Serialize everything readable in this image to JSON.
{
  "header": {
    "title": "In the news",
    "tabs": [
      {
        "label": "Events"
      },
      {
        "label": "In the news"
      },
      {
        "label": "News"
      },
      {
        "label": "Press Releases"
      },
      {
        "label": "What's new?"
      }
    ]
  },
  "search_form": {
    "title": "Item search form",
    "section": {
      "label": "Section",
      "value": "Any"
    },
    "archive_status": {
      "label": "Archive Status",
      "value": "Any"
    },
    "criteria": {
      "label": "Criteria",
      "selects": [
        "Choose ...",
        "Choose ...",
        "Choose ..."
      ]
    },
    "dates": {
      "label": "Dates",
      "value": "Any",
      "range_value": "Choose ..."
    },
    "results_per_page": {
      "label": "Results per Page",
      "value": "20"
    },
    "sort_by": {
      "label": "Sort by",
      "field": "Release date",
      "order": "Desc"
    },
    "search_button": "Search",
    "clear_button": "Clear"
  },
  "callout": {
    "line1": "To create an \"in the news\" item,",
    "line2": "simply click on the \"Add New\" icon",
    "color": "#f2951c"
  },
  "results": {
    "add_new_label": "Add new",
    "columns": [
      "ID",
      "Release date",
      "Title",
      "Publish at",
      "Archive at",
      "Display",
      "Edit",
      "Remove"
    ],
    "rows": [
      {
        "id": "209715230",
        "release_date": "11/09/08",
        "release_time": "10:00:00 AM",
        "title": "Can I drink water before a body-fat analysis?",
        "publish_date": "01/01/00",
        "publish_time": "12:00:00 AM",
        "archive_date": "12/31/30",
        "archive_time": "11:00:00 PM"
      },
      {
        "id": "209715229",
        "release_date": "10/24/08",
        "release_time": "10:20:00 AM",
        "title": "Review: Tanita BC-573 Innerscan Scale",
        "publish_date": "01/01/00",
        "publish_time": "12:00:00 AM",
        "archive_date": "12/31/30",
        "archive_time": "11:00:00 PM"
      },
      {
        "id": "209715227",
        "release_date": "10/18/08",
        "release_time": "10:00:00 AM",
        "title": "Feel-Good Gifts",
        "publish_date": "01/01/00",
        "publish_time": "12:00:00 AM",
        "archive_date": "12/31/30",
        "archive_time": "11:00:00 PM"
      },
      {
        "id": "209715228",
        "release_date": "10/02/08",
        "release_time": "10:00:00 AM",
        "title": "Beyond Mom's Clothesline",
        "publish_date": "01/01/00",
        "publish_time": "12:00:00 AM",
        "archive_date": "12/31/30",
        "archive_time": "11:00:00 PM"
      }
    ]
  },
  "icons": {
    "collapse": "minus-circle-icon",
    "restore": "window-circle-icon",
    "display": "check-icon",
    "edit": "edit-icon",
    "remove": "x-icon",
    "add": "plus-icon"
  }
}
········
DIRECTIONS FOR THIS TASK: Review the preceding data and report every line that includes the string "circle".

THE SOLUTION:
    "collapse": "minus-circle-icon",
    "restore": "window-circle-icon",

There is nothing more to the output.